• Source data:
****************

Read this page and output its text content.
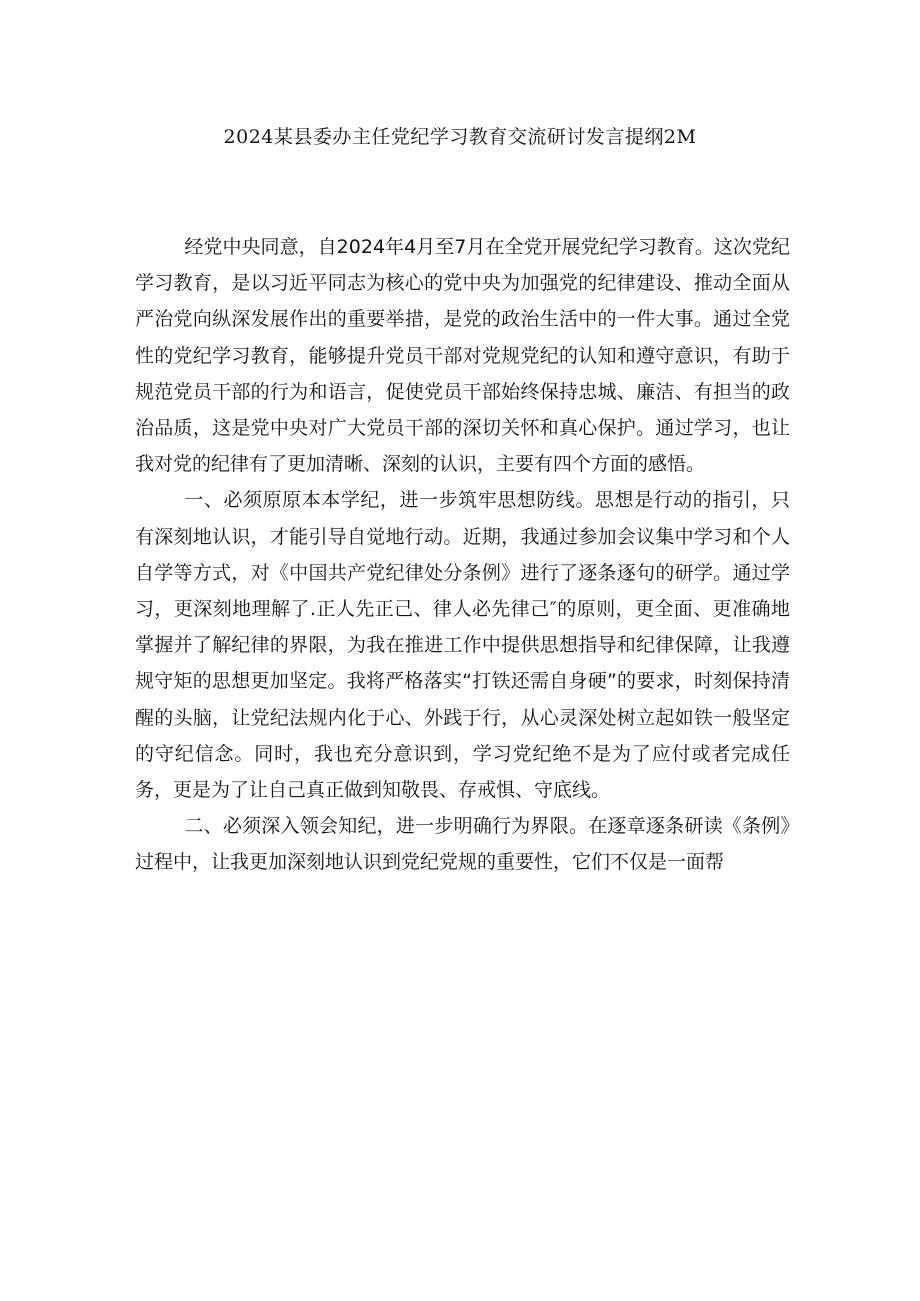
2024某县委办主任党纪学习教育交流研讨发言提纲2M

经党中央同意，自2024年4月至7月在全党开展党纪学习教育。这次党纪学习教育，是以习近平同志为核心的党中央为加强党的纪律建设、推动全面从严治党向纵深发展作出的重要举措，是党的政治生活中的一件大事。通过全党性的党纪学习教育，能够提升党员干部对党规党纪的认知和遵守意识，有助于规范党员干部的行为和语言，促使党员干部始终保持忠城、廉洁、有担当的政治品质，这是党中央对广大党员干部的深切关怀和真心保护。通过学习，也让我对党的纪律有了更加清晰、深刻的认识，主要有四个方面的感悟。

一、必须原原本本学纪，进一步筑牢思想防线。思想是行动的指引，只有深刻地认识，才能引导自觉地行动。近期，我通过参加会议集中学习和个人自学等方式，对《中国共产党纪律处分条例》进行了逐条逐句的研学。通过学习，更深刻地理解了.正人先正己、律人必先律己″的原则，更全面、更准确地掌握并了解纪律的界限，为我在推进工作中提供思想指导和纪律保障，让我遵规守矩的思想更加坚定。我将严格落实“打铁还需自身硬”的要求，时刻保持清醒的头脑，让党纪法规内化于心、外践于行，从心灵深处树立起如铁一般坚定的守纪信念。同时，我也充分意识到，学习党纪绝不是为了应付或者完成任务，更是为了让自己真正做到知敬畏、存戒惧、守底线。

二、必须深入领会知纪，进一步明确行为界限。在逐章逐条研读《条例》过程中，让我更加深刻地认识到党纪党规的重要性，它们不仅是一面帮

****************

• TASK TO COMPLETE: Give back each entry exactly as it appears, with no pictures.

• ANSWER TO THIS EXERCISE:
Read this page and output its text content.
2024某县委办主任党纪学习教育交流研讨发言提纲2M

经党中央同意，自2024年4月至7月在全党开展党纪学习教育。这次党纪学习教育，是以习近平同志为核心的党中央为加强党的纪律建设、推动全面从严治党向纵深发展作出的重要举措，是党的政治生活中的一件大事。通过全党性的党纪学习教育，能够提升党员干部对党规党纪的认知和遵守意识，有助于规范党员干部的行为和语言，促使党员干部始终保持忠城、廉洁、有担当的政治品质，这是党中央对广大党员干部的深切关怀和真心保护。通过学习，也让我对党的纪律有了更加清晰、深刻的认识，主要有四个方面的感悟。

一、必须原原本本学纪，进一步筑牢思想防线。思想是行动的指引，只有深刻地认识，才能引导自觉地行动。近期，我通过参加会议集中学习和个人自学等方式，对《中国共产党纪律处分条例》进行了逐条逐句的研学。通过学习，更深刻地理解了.正人先正己、律人必先律己″的原则，更全面、更准确地掌握并了解纪律的界限，为我在推进工作中提供思想指导和纪律保障，让我遵规守矩的思想更加坚定。我将严格落实“打铁还需自身硬”的要求，时刻保持清醒的头脑，让党纪法规内化于心、外践于行，从心灵深处树立起如铁一般坚定的守纪信念。同时，我也充分意识到，学习党纪绝不是为了应付或者完成任务，更是为了让自己真正做到知敬畏、存戒惧、守底线。

二、必须深入领会知纪，进一步明确行为界限。在逐章逐条研读《条例》过程中，让我更加深刻地认识到党纪党规的重要性，它们不仅是一面帮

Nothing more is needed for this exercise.